** Work to be completed **
Below is a block of records; repeat each one exactly.

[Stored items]
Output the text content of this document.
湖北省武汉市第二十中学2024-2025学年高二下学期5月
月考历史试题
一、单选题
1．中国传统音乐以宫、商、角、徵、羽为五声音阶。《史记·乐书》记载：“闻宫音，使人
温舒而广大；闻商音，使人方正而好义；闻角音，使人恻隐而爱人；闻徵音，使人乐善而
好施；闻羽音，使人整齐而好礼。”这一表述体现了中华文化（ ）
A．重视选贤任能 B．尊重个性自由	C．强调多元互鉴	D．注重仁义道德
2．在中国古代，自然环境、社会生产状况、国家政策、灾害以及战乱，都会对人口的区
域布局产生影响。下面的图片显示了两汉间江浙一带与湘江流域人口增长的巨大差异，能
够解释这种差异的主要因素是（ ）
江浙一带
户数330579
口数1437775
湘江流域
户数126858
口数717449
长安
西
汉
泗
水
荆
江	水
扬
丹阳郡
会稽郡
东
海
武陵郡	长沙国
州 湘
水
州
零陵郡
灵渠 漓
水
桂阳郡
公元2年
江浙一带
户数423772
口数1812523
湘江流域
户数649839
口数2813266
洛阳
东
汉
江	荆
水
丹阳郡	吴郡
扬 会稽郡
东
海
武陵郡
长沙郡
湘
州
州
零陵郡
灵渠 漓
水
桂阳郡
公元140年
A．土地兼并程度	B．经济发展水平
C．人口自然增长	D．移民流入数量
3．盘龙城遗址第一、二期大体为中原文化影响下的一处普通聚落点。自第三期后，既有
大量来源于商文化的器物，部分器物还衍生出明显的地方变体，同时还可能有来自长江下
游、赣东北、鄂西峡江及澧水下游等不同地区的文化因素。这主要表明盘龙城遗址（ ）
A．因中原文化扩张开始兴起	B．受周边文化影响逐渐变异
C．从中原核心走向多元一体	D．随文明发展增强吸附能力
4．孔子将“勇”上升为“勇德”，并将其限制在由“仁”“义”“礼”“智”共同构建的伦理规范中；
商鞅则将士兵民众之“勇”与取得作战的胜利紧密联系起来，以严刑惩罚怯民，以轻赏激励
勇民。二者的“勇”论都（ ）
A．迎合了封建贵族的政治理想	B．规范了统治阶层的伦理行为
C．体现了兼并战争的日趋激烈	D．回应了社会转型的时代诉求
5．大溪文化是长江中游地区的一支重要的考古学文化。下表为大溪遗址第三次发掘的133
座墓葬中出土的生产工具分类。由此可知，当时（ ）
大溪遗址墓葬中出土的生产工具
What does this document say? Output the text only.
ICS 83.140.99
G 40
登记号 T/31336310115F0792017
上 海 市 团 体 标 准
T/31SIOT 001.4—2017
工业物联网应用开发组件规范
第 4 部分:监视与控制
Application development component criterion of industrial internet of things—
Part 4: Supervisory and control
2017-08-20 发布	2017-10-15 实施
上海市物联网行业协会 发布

** Exercise result **
Output the text content of this document.
湖北省武汉市第二十中学2024-2025学年高二下学期5月
月考历史试题
一、单选题
1．中国传统音乐以宫、商、角、徵、羽为五声音阶。《史记·乐书》记载：“闻宫音，使人
温舒而广大；闻商音，使人方正而好义；闻角音，使人恻隐而爱人；闻徵音，使人乐善而
好施；闻羽音，使人整齐而好礼。”这一表述体现了中华文化（ ）
A．重视选贤任能 B．尊重个性自由	C．强调多元互鉴	D．注重仁义道德
2．在中国古代，自然环境、社会生产状况、国家政策、灾害以及战乱，都会对人口的区
域布局产生影响。下面的图片显示了两汉间江浙一带与湘江流域人口增长的巨大差异，能
够解释这种差异的主要因素是（ ）
江浙一带
户数330579
口数1437775
湘江流域
户数126858
口数717449
长安
西
汉
泗
水
荆
江	水
扬
丹阳郡
会稽郡
东
海
武陵郡	长沙国
州 湘
水
州
零陵郡
灵渠 漓
水
桂阳郡
公元2年
江浙一带
户数423772
口数1812523
湘江流域
户数649839
口数2813266
洛阳
东
汉
江	荆
水
丹阳郡	吴郡
扬 会稽郡
东
海
武陵郡
长沙郡
湘
州
州
零陵郡
灵渠 漓
水
桂阳郡
公元140年
A．土地兼并程度	B．经济发展水平
C．人口自然增长	D．移民流入数量
3．盘龙城遗址第一、二期大体为中原文化影响下的一处普通聚落点。自第三期后，既有
大量来源于商文化的器物，部分器物还衍生出明显的地方变体，同时还可能有来自长江下
游、赣东北、鄂西峡江及澧水下游等不同地区的文化因素。这主要表明盘龙城遗址（ ）
A．因中原文化扩张开始兴起	B．受周边文化影响逐渐变异
C．从中原核心走向多元一体	D．随文明发展增强吸附能力
4．孔子将“勇”上升为“勇德”，并将其限制在由“仁”“义”“礼”“智”共同构建的伦理规范中；
商鞅则将士兵民众之“勇”与取得作战的胜利紧密联系起来，以严刑惩罚怯民，以轻赏激励
勇民。二者的“勇”论都（ ）
A．迎合了封建贵族的政治理想	B．规范了统治阶层的伦理行为
C．体现了兼并战争的日趋激烈	D．回应了社会转型的时代诉求
5．大溪文化是长江中游地区的一支重要的考古学文化。下表为大溪遗址第三次发掘的133
座墓葬中出土的生产工具分类。由此可知，当时（ ）
大溪遗址墓葬中出土的生产工具
What does this document say? Output the text only.
ICS 83.140.99
G 40
登记号 T/31336310115F0792017
上 海 市 团 体 标 准
T/31SIOT 001.4—2017
工业物联网应用开发组件规范
第 4 部分:监视与控制
Application development component criterion of industrial internet of things—
Part 4: Supervisory and control
2017-08-20 发布	2017-10-15 实施
上海市物联网行业协会 发布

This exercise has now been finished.